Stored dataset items

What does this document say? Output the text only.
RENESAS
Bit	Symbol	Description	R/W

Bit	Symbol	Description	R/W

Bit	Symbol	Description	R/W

What the task requires
Retype every entry above, word for word.

Completed task
What does this document say? Output the text only.
RENESAS
Bit	Symbol	Description	R/W

Bit	Symbol	Description	R/W

Bit	Symbol	Description	R/W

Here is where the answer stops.